Dataset entries >>
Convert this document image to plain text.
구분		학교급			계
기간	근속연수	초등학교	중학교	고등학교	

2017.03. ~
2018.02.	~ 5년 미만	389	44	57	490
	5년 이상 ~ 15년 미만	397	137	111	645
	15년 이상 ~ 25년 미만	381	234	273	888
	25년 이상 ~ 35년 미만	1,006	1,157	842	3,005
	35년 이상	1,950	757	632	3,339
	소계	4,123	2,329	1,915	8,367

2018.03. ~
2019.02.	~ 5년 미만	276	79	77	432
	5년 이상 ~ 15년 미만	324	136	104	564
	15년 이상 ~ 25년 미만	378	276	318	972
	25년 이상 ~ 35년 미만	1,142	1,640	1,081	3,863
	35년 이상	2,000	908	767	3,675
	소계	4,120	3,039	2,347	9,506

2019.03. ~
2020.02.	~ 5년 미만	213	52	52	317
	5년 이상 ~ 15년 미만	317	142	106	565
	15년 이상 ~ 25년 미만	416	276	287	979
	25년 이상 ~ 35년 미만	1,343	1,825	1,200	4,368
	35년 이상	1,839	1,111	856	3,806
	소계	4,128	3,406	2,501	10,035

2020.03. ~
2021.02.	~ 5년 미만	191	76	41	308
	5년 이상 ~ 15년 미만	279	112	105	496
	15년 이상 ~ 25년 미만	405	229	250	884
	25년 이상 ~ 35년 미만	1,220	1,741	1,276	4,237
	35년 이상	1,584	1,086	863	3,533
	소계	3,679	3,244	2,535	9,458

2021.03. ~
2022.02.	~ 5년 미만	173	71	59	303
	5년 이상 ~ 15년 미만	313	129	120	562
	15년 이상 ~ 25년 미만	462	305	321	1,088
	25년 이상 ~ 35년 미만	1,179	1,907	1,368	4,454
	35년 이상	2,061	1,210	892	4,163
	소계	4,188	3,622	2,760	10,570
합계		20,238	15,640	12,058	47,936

WHAT YOU ARE ASKED TO DO >> Reproduce the records above exactly.

RESPONSE BELOW >>
Convert this document image to plain text.
구분		학교급			계
기간	근속연수	초등학교	중학교	고등학교	

2017.03. ~
2018.02.	~ 5년 미만	389	44	57	490
	5년 이상 ~ 15년 미만	397	137	111	645
	15년 이상 ~ 25년 미만	381	234	273	888
	25년 이상 ~ 35년 미만	1,006	1,157	842	3,005
	35년 이상	1,950	757	632	3,339
	소계	4,123	2,329	1,915	8,367

2018.03. ~
2019.02.	~ 5년 미만	276	79	77	432
	5년 이상 ~ 15년 미만	324	136	104	564
	15년 이상 ~ 25년 미만	378	276	318	972
	25년 이상 ~ 35년 미만	1,142	1,640	1,081	3,863
	35년 이상	2,000	908	767	3,675
	소계	4,120	3,039	2,347	9,506

2019.03. ~
2020.02.	~ 5년 미만	213	52	52	317
	5년 이상 ~ 15년 미만	317	142	106	565
	15년 이상 ~ 25년 미만	416	276	287	979
	25년 이상 ~ 35년 미만	1,343	1,825	1,200	4,368
	35년 이상	1,839	1,111	856	3,806
	소계	4,128	3,406	2,501	10,035

2020.03. ~
2021.02.	~ 5년 미만	191	76	41	308
	5년 이상 ~ 15년 미만	279	112	105	496
	15년 이상 ~ 25년 미만	405	229	250	884
	25년 이상 ~ 35년 미만	1,220	1,741	1,276	4,237
	35년 이상	1,584	1,086	863	3,533
	소계	3,679	3,244	2,535	9,458

2021.03. ~
2022.02.	~ 5년 미만	173	71	59	303
	5년 이상 ~ 15년 미만	313	129	120	562
	15년 이상 ~ 25년 미만	462	305	321	1,088
	25년 이상 ~ 35년 미만	1,179	1,907	1,368	4,454
	35년 이상	2,061	1,210	892	4,163
	소계	4,188	3,622	2,760	10,570
합계		20,238	15,640	12,058	47,936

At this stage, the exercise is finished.